• TASK DETAILS:
Where a line contains the word "JSON", copy that line in full.

• DATA FOR PROCESSING:
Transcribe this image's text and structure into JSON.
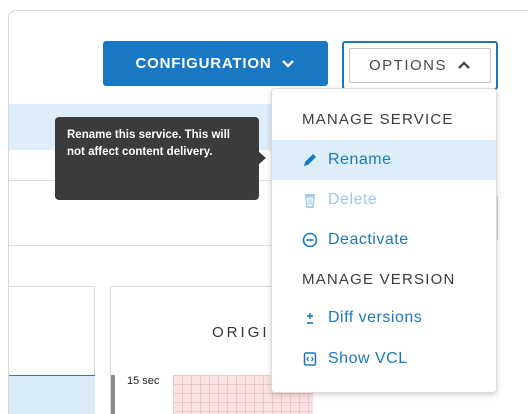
{
  "toolbar": {
    "configuration_label": "CONFIGURATION",
    "options_label": "OPTIONS"
  },
  "tooltip": {
    "text": "Rename this service. This will not affect content delivery."
  },
  "menu": {
    "section1": "MANAGE SERVICE",
    "rename": "Rename",
    "delete": "Delete",
    "deactivate": "Deactivate",
    "section2": "MANAGE VERSION",
    "diff": "Diff versions",
    "show_vcl": "Show VCL"
  },
  "dashboard": {
    "origin_title": "ORIGI",
    "axis_label": "15 sec"
  },
  "colors": {
    "accent": "#1a78c2",
    "tooltip_bg": "#3b3b3b",
    "highlight": "#ddeef9"
  }
}
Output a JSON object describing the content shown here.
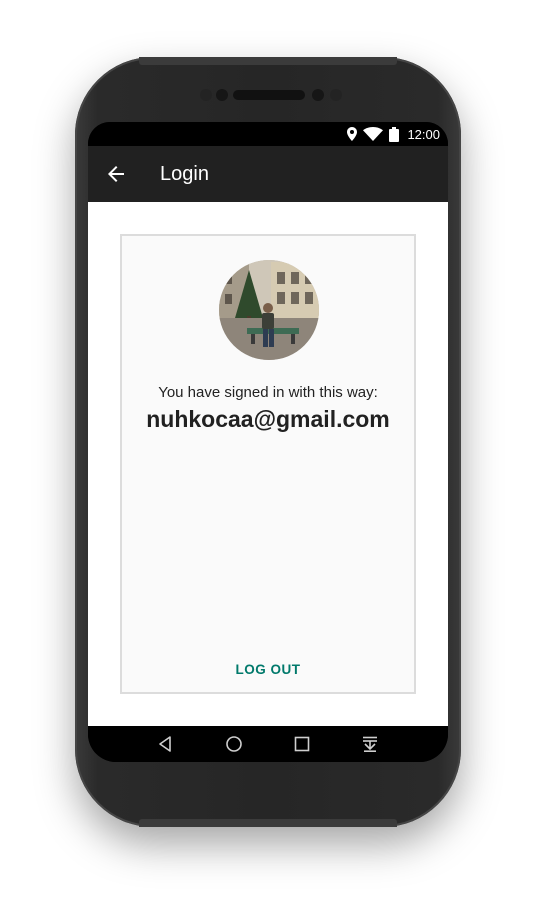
{
  "status_bar": {
    "time": "12:00",
    "icons": [
      "location-icon",
      "wifi-icon",
      "battery-icon"
    ]
  },
  "app_bar": {
    "title": "Login",
    "back_icon": "arrow-left-icon"
  },
  "profile": {
    "avatar_description": "circular profile photo",
    "signed_in_label": "You have signed in with this way:",
    "email": "nuhkocaa@gmail.com"
  },
  "actions": {
    "logout_label": "LOG OUT"
  },
  "nav_bar": {
    "icons": [
      "back-triangle-icon",
      "home-circle-icon",
      "recents-square-icon",
      "notification-pull-icon"
    ]
  },
  "colors": {
    "app_bar": "#212121",
    "accent": "#00796b",
    "card_bg": "#fafafa",
    "card_border": "#dcdcdc"
  }
}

• RIGHT ANSWER:
Transcribe this image's text and structure into JSON.
Output a JSON object describing the content shown here.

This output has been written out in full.